### Description of the task
Give the data below again, word for word.

### Data for this exercise

####################

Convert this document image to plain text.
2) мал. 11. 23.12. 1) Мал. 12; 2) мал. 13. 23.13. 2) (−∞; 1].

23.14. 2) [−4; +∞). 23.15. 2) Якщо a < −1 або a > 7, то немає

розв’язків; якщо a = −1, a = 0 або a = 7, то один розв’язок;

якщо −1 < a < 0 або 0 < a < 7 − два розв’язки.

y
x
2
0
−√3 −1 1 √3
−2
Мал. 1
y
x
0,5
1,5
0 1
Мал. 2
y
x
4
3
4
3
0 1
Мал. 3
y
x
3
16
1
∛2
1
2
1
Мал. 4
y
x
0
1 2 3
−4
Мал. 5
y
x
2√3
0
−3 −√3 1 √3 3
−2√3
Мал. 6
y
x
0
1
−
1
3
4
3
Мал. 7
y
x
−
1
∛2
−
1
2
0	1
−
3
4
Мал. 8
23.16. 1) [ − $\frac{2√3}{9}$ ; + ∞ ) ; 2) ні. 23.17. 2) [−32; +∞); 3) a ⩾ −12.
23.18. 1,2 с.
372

####################

### Solution
Convert this document image to plain text.
2) мал. 11. 23.12. 1) Мал. 12; 2) мал. 13. 23.13. 2) (−∞; 1].

23.14. 2) [−4; +∞). 23.15. 2) Якщо a < −1 або a > 7, то немає

розв’язків; якщо a = −1, a = 0 або a = 7, то один розв’язок;

якщо −1 < a < 0 або 0 < a < 7 − два розв’язки.

y
x
2
0
−√3 −1 1 √3
−2
Мал. 1
y
x
0,5
1,5
0 1
Мал. 2
y
x
4
3
4
3
0 1
Мал. 3
y
x
3
16
1
∛2
1
2
1
Мал. 4
y
x
0
1 2 3
−4
Мал. 5
y
x
2√3
0
−3 −√3 1 √3 3
−2√3
Мал. 6
y
x
0
1
−
1
3
4
3
Мал. 7
y
x
−
1
∛2
−
1
2
0	1
−
3
4
Мал. 8
23.16. 1) [ − $\frac{2√3}{9}$ ; + ∞ ) ; 2) ні. 23.17. 2) [−32; +∞); 3) a ⩾ −12.
23.18. 1,2 с.
372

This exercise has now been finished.